*DATA EXCERPTS*:

◆ ◆ ◆

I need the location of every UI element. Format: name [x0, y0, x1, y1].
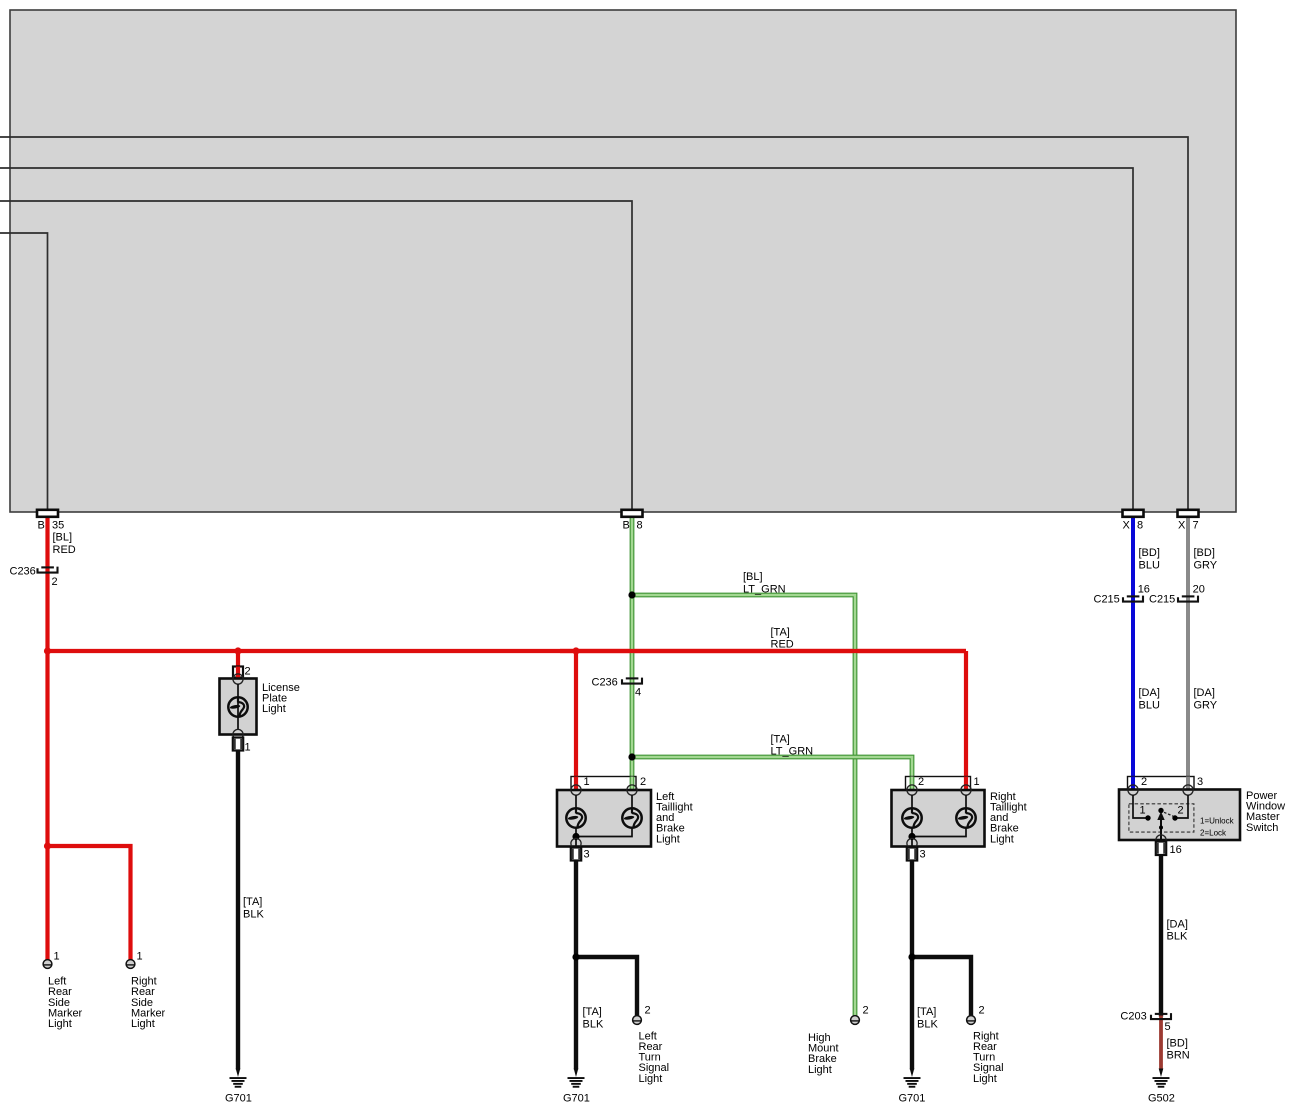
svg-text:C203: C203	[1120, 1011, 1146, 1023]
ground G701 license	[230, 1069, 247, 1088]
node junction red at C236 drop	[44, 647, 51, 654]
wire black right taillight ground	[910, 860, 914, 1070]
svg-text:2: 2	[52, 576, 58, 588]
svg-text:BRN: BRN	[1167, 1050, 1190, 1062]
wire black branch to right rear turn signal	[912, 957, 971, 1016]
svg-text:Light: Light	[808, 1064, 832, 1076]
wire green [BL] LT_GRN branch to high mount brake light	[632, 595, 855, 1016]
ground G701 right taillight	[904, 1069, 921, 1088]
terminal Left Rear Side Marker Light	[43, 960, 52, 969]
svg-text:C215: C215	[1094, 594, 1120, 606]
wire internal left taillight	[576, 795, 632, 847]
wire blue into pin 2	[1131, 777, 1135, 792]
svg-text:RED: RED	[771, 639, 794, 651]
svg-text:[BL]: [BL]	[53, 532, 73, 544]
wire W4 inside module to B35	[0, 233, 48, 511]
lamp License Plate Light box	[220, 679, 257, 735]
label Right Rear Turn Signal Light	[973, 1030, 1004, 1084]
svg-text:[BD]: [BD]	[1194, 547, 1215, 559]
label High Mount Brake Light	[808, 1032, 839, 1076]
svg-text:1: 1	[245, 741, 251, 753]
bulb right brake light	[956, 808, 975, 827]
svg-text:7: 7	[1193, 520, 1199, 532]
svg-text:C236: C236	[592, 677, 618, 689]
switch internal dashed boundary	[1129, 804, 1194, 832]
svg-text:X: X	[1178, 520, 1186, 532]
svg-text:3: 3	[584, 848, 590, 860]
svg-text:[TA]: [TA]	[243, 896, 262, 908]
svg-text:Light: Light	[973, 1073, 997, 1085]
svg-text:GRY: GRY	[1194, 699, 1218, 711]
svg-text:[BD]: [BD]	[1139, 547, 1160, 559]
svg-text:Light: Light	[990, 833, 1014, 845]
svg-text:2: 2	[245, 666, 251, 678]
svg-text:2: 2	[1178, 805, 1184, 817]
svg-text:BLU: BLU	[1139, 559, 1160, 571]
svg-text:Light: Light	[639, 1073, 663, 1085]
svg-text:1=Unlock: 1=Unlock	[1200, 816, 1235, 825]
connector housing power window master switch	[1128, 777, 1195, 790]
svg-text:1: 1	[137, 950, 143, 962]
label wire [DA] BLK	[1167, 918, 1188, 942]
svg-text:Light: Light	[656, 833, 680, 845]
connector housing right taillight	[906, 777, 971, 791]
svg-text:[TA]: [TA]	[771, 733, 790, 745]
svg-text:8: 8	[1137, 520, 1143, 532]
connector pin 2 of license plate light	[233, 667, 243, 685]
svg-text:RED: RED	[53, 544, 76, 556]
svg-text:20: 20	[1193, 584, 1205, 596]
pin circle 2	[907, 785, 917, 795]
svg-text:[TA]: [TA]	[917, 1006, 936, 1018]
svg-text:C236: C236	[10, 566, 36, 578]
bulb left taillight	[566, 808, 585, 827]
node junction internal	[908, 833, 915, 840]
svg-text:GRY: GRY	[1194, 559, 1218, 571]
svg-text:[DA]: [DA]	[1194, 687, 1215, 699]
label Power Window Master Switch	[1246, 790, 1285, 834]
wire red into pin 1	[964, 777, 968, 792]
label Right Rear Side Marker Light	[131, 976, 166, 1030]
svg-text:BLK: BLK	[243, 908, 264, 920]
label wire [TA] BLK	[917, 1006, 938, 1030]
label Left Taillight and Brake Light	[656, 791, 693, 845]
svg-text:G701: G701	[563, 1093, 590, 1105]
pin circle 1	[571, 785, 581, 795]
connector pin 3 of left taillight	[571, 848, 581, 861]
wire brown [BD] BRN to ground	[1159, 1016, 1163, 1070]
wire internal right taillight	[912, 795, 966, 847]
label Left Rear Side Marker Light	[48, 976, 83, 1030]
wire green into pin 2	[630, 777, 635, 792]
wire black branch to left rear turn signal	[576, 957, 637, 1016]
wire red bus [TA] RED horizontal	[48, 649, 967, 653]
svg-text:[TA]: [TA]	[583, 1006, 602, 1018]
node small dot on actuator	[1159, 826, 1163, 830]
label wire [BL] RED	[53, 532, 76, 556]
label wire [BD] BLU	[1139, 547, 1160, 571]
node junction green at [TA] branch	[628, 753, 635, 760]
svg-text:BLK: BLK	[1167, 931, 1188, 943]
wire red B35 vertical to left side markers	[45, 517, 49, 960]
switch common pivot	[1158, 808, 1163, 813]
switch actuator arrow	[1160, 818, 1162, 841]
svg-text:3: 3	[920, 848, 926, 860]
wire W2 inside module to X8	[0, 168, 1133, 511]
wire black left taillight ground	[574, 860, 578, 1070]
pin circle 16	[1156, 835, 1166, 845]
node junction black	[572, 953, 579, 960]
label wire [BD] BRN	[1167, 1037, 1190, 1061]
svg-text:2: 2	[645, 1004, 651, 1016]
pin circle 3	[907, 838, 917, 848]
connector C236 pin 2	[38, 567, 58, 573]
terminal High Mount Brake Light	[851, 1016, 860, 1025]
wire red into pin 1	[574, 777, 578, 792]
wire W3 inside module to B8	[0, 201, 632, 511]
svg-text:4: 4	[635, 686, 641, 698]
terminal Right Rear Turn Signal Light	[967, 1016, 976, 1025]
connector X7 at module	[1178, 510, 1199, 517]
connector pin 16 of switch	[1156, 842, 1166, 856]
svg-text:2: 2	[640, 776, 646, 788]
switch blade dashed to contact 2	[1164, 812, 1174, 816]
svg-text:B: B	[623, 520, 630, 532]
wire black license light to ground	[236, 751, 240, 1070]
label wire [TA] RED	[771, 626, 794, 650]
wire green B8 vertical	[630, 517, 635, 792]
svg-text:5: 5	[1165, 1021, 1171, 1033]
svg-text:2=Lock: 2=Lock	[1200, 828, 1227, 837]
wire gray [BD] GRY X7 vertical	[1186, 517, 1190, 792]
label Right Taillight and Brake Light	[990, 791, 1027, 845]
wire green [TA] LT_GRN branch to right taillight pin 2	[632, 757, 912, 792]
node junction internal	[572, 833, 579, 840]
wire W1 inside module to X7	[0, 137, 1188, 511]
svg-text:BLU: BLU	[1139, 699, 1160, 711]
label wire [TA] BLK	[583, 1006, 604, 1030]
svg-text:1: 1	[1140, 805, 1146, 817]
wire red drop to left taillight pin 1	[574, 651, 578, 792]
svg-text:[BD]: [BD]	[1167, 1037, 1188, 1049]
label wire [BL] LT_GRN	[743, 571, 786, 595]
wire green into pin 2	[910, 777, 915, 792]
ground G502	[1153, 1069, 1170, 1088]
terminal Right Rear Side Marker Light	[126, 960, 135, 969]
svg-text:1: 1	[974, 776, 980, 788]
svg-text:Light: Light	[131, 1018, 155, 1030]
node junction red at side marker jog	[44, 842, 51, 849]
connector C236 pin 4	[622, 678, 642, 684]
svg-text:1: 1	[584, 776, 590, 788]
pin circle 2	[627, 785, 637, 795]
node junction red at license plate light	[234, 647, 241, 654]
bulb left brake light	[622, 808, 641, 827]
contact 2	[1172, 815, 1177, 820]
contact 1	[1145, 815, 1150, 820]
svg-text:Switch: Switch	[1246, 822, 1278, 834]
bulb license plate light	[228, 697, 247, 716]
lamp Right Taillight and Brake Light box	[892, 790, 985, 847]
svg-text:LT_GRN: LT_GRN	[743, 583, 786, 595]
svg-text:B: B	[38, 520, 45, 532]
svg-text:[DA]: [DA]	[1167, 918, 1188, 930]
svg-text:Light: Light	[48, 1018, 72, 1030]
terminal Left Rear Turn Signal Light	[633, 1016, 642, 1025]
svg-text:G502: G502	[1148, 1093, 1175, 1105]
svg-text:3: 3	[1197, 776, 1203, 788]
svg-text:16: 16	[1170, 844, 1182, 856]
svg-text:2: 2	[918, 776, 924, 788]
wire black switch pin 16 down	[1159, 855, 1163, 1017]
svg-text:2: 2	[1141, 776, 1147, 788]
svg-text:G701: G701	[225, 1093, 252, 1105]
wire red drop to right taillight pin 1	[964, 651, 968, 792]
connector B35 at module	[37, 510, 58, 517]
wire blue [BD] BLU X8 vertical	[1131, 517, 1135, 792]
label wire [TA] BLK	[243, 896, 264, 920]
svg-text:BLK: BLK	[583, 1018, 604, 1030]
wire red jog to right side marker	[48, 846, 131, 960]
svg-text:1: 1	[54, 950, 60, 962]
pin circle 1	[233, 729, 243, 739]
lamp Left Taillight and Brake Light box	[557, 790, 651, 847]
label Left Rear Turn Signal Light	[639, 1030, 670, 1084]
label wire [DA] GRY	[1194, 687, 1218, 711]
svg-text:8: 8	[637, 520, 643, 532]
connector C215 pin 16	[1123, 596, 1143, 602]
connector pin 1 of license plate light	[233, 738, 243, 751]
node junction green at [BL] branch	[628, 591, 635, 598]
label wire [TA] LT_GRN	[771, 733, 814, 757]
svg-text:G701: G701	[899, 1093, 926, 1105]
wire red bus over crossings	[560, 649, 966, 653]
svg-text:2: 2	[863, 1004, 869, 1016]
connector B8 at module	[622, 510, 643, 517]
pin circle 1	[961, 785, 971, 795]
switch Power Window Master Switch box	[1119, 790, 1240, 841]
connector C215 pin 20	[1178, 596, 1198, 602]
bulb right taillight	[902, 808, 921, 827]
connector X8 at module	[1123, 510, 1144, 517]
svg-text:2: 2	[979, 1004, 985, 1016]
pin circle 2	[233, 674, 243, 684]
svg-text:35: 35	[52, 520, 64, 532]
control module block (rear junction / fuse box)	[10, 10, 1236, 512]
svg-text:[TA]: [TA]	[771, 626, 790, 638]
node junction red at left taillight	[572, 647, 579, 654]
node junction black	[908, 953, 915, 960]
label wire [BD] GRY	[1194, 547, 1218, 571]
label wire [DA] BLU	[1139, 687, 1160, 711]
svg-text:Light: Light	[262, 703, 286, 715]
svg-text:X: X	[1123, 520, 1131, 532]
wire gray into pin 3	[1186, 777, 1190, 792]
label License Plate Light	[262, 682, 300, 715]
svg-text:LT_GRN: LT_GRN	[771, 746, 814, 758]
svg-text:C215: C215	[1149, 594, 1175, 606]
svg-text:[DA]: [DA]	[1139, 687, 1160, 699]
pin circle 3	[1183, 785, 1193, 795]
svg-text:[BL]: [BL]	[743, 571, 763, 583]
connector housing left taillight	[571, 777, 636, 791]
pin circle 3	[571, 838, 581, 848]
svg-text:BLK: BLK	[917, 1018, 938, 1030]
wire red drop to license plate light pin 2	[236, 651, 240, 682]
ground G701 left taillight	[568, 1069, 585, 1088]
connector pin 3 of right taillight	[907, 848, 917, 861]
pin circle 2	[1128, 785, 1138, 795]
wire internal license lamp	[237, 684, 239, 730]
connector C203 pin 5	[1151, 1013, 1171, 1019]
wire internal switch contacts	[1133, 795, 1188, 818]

◆ ◆ ◆

*TO BE DONE*:
In the listing above, count the lines that contain the string "dashed" and give only that number.

*IN RESPONSE*:
2